- EXERCISE DESCRIPTION -
Print every line of the data below verbatim, keeping each character and the line order unchanged.

+--

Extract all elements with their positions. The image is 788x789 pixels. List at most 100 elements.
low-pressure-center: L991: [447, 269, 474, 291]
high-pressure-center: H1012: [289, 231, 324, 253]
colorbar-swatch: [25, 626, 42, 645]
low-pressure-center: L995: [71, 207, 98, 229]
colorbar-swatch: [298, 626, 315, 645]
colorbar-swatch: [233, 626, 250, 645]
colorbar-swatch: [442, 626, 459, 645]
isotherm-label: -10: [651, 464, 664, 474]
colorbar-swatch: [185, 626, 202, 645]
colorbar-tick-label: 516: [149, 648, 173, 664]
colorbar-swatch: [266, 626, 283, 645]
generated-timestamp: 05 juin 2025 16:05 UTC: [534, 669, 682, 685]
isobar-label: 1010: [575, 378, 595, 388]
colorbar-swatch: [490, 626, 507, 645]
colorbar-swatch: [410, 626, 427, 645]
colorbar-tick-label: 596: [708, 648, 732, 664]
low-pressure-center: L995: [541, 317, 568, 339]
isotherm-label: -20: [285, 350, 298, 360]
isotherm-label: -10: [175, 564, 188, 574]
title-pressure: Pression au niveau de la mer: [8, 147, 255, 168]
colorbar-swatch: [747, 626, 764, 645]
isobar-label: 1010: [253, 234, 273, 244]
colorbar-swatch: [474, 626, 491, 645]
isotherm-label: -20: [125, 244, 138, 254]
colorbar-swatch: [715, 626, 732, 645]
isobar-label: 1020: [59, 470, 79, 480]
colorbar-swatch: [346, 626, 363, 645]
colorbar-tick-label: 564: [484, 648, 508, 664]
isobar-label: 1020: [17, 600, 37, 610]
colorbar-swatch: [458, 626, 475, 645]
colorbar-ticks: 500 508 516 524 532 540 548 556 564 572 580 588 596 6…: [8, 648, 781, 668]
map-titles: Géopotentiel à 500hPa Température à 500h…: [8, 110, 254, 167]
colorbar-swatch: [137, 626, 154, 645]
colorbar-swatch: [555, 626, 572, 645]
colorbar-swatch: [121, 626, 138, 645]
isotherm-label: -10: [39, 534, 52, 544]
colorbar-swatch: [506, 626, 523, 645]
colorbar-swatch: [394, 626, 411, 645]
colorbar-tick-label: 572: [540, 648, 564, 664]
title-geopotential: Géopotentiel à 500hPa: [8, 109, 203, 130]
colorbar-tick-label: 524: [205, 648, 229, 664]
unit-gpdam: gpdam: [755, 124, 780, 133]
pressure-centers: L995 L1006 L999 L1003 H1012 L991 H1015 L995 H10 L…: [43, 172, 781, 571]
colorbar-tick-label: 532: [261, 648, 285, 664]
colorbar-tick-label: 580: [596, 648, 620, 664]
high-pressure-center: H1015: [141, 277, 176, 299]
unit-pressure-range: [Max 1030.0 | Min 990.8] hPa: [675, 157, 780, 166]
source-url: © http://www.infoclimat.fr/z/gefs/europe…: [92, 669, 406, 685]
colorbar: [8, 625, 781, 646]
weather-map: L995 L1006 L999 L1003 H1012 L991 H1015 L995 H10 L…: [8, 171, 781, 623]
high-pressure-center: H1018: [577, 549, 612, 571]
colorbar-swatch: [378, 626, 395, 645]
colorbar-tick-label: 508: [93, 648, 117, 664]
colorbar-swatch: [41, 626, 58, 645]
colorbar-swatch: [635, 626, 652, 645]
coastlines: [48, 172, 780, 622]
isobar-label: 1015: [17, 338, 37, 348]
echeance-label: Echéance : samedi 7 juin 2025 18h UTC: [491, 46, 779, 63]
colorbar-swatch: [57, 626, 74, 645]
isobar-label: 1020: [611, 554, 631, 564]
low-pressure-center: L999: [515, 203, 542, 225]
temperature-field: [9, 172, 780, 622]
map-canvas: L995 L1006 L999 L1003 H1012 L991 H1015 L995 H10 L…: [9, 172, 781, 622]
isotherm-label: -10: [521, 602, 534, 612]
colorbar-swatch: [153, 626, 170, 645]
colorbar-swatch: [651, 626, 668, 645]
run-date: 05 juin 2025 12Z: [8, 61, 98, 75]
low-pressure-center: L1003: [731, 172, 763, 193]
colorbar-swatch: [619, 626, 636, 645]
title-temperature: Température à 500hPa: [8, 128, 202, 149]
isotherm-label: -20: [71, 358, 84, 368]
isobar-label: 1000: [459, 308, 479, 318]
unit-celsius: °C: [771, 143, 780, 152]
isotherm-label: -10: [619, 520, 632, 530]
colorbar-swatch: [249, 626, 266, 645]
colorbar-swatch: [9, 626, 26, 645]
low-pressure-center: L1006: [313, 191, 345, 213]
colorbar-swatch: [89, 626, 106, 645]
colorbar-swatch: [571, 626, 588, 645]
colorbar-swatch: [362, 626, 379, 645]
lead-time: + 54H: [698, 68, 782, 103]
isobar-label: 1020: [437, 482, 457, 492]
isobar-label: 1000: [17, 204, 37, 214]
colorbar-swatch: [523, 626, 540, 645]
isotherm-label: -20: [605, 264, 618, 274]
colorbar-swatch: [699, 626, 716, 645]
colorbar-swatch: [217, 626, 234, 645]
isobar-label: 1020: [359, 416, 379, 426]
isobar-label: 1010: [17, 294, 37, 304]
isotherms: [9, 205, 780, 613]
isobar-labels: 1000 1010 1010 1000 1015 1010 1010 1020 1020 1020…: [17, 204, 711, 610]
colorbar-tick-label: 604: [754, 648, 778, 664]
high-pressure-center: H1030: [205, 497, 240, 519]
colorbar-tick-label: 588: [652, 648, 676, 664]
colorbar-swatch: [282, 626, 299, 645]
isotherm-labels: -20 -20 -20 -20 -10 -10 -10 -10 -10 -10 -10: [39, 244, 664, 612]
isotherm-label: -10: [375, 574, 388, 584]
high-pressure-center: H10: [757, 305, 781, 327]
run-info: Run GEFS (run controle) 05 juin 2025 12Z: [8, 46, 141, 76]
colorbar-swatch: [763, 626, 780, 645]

+--

- FINAL RESULT -
Extract all elements with their positions. The image is 788x789 pixels. List at most 100 elements.
low-pressure-center: L991: [447, 269, 474, 291]
high-pressure-center: H1012: [289, 231, 324, 253]
colorbar-swatch: [25, 626, 42, 645]
low-pressure-center: L995: [71, 207, 98, 229]
colorbar-swatch: [298, 626, 315, 645]
colorbar-swatch: [233, 626, 250, 645]
colorbar-swatch: [442, 626, 459, 645]
isotherm-label: -10: [651, 464, 664, 474]
colorbar-swatch: [185, 626, 202, 645]
colorbar-tick-label: 516: [149, 648, 173, 664]
colorbar-swatch: [266, 626, 283, 645]
generated-timestamp: 05 juin 2025 16:05 UTC: [534, 669, 682, 685]
isobar-label: 1010: [575, 378, 595, 388]
colorbar-swatch: [490, 626, 507, 645]
colorbar-swatch: [410, 626, 427, 645]
colorbar-tick-label: 596: [708, 648, 732, 664]
low-pressure-center: L995: [541, 317, 568, 339]
isotherm-label: -20: [285, 350, 298, 360]
isotherm-label: -10: [175, 564, 188, 574]
title-pressure: Pression au niveau de la mer: [8, 147, 255, 168]
colorbar-swatch: [747, 626, 764, 645]
isobar-label: 1010: [253, 234, 273, 244]
colorbar-swatch: [474, 626, 491, 645]
isotherm-label: -20: [125, 244, 138, 254]
colorbar-swatch: [715, 626, 732, 645]
isobar-label: 1020: [59, 470, 79, 480]
colorbar-swatch: [346, 626, 363, 645]
colorbar-tick-label: 564: [484, 648, 508, 664]
isobar-label: 1020: [17, 600, 37, 610]
colorbar-swatch: [458, 626, 475, 645]
colorbar-ticks: 500 508 516 524 532 540 548 556 564 572 580 588 596 6…: [8, 648, 781, 668]
map-titles: Géopotentiel à 500hPa Température à 500h…: [8, 110, 254, 167]
colorbar-swatch: [137, 626, 154, 645]
colorbar-swatch: [555, 626, 572, 645]
colorbar-swatch: [121, 626, 138, 645]
isotherm-label: -10: [39, 534, 52, 544]
colorbar-swatch: [506, 626, 523, 645]
colorbar-swatch: [394, 626, 411, 645]
colorbar-tick-label: 572: [540, 648, 564, 664]
title-geopotential: Géopotentiel à 500hPa: [8, 109, 203, 130]
colorbar-tick-label: 524: [205, 648, 229, 664]
unit-gpdam: gpdam: [755, 124, 780, 133]
pressure-centers: L995 L1006 L999 L1003 H1012 L991 H1015 L995 H10 L…: [43, 172, 781, 571]
colorbar-tick-label: 532: [261, 648, 285, 664]
colorbar-tick-label: 580: [596, 648, 620, 664]
high-pressure-center: H1015: [141, 277, 176, 299]
unit-pressure-range: [Max 1030.0 | Min 990.8] hPa: [675, 157, 780, 166]
source-url: © http://www.infoclimat.fr/z/gefs/europe…: [92, 669, 406, 685]
colorbar: [8, 625, 781, 646]
weather-map: L995 L1006 L999 L1003 H1012 L991 H1015 L995 H10 L…: [8, 171, 781, 623]
high-pressure-center: H1018: [577, 549, 612, 571]
colorbar-swatch: [378, 626, 395, 645]
colorbar-tick-label: 508: [93, 648, 117, 664]
colorbar-swatch: [41, 626, 58, 645]
colorbar-swatch: [635, 626, 652, 645]
coastlines: [48, 172, 780, 622]
isobar-label: 1015: [17, 338, 37, 348]
echeance-label: Echéance : samedi 7 juin 2025 18h UTC: [491, 46, 779, 63]
colorbar-swatch: [57, 626, 74, 645]
isobar-label: 1020: [611, 554, 631, 564]
low-pressure-center: L999: [515, 203, 542, 225]
temperature-field: [9, 172, 780, 622]
map-canvas: L995 L1006 L999 L1003 H1012 L991 H1015 L995 H10 L…: [9, 172, 781, 622]
isotherm-label: -10: [521, 602, 534, 612]
colorbar-swatch: [153, 626, 170, 645]
colorbar-swatch: [651, 626, 668, 645]
run-date: 05 juin 2025 12Z: [8, 61, 98, 75]
low-pressure-center: L1003: [731, 172, 763, 193]
colorbar-swatch: [619, 626, 636, 645]
title-temperature: Température à 500hPa: [8, 128, 202, 149]
isotherm-label: -20: [71, 358, 84, 368]
isobar-label: 1000: [459, 308, 479, 318]
unit-celsius: °C: [771, 143, 780, 152]
isotherm-label: -10: [619, 520, 632, 530]
colorbar-swatch: [249, 626, 266, 645]
colorbar-swatch: [9, 626, 26, 645]
low-pressure-center: L1006: [313, 191, 345, 213]
colorbar-swatch: [89, 626, 106, 645]
colorbar-swatch: [571, 626, 588, 645]
colorbar-swatch: [362, 626, 379, 645]
lead-time: + 54H: [698, 68, 782, 103]
isobar-label: 1020: [437, 482, 457, 492]
isobar-label: 1000: [17, 204, 37, 214]
colorbar-swatch: [523, 626, 540, 645]
isotherm-label: -20: [605, 264, 618, 274]
colorbar-swatch: [699, 626, 716, 645]
colorbar-swatch: [217, 626, 234, 645]
isobar-label: 1020: [359, 416, 379, 426]
isobar-label: 1010: [17, 294, 37, 304]
isotherms: [9, 205, 780, 613]
isobar-labels: 1000 1010 1010 1000 1015 1010 1010 1020 1020 1020…: [17, 204, 711, 610]
colorbar-tick-label: 604: [754, 648, 778, 664]
high-pressure-center: H1030: [205, 497, 240, 519]
colorbar-tick-label: 588: [652, 648, 676, 664]
colorbar-swatch: [282, 626, 299, 645]
isotherm-labels: -20 -20 -20 -20 -10 -10 -10 -10 -10 -10 -10: [39, 244, 664, 612]
isotherm-label: -10: [375, 574, 388, 584]
high-pressure-center: H10: [757, 305, 781, 327]
run-info: Run GEFS (run controle) 05 juin 2025 12Z: [8, 46, 141, 76]
colorbar-swatch: [763, 626, 780, 645]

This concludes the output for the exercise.